Lines containing the string "which" are to be collected in full.
## Begin Available records
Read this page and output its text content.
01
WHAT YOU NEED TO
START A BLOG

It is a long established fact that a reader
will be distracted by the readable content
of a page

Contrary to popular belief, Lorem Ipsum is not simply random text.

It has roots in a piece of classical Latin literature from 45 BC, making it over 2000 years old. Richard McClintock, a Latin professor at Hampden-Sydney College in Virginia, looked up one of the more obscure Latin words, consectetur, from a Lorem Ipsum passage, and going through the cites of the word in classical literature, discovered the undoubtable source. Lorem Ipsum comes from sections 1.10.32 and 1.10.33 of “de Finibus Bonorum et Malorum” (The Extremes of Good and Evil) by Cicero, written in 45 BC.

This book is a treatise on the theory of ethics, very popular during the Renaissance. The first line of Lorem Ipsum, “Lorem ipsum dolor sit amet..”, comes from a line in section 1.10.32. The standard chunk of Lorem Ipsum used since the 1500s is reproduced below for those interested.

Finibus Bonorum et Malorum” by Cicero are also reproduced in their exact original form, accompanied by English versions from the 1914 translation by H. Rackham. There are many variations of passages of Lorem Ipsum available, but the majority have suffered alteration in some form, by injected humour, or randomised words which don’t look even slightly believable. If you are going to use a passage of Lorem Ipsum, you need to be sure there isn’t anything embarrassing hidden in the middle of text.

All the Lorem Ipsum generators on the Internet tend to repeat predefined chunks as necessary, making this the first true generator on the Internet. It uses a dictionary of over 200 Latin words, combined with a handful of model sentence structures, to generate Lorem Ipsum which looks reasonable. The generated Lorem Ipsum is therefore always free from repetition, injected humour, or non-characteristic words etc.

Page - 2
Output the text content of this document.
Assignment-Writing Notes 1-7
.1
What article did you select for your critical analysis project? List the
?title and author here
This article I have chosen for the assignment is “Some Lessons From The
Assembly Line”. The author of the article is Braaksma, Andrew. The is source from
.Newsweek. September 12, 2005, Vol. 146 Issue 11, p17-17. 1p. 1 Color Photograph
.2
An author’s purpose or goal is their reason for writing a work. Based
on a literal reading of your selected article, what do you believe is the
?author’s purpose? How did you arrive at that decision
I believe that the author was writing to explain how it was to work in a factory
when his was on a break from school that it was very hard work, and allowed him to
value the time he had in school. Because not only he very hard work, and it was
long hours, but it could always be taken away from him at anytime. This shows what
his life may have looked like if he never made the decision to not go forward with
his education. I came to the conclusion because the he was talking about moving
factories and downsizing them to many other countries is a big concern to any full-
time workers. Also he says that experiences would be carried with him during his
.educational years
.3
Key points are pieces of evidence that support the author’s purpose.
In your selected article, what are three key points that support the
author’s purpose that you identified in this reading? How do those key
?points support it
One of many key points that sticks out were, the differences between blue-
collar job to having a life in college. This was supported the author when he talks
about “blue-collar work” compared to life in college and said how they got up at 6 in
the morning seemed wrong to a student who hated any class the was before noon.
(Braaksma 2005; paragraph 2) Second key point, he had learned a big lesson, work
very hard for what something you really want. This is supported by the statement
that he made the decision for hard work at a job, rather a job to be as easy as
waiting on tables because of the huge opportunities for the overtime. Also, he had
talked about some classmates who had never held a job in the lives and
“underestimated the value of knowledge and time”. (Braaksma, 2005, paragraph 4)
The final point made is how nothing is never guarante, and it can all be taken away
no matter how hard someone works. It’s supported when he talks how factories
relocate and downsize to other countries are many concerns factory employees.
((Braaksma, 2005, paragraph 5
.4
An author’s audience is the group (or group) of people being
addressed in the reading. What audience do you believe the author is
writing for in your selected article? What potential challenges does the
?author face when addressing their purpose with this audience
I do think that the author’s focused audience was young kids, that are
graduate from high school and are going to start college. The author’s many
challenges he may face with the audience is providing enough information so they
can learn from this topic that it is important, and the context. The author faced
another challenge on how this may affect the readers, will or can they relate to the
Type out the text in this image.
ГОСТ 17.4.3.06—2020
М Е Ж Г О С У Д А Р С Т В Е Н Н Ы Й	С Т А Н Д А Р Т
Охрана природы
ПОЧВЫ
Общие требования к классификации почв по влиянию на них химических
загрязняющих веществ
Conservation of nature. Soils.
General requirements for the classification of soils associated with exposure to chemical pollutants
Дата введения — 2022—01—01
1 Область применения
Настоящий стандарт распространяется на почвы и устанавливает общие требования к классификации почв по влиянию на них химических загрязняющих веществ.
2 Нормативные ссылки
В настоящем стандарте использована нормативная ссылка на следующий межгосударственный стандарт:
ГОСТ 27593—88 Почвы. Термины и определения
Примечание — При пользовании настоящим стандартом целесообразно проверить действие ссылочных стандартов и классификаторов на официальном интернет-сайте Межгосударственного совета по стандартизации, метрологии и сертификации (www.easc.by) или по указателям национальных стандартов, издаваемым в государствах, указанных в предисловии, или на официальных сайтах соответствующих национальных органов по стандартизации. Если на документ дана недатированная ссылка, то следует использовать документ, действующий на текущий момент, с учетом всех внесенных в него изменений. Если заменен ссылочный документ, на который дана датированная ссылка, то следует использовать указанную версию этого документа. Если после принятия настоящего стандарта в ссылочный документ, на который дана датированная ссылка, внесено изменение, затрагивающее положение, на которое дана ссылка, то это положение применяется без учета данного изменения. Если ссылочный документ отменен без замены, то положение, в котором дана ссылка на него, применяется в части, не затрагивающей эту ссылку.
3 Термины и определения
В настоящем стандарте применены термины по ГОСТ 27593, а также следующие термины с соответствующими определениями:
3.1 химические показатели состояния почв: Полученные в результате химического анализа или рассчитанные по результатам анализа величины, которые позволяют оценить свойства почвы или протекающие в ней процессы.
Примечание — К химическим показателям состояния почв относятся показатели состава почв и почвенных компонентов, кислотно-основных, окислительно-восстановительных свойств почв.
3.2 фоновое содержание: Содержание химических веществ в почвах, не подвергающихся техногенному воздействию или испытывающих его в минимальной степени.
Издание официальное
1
## End Available records
Response to this exercise:
Finibus Bonorum et Malorum” by Cicero are also reproduced in their exact original form, accompanied by English versions from the 1914 translation by H. Rackham. There are many variations of passages of Lorem Ipsum available, but the majority have suffered alteration in some form, by injected humour, or randomised words which don’t look even slightly believable. If you are going to use a passage of Lorem Ipsum, you need to be sure there isn’t anything embarrassing hidden in the middle of text.
All the Lorem Ipsum generators on the Internet tend to repeat predefined chunks as necessary, making this the first true generator on the Internet. It uses a dictionary of over 200 Latin words, combined with a handful of model sentence structures, to generate Lorem Ipsum which looks reasonable. The generated Lorem Ipsum is therefore always free from repetition, injected humour, or non-characteristic words etc.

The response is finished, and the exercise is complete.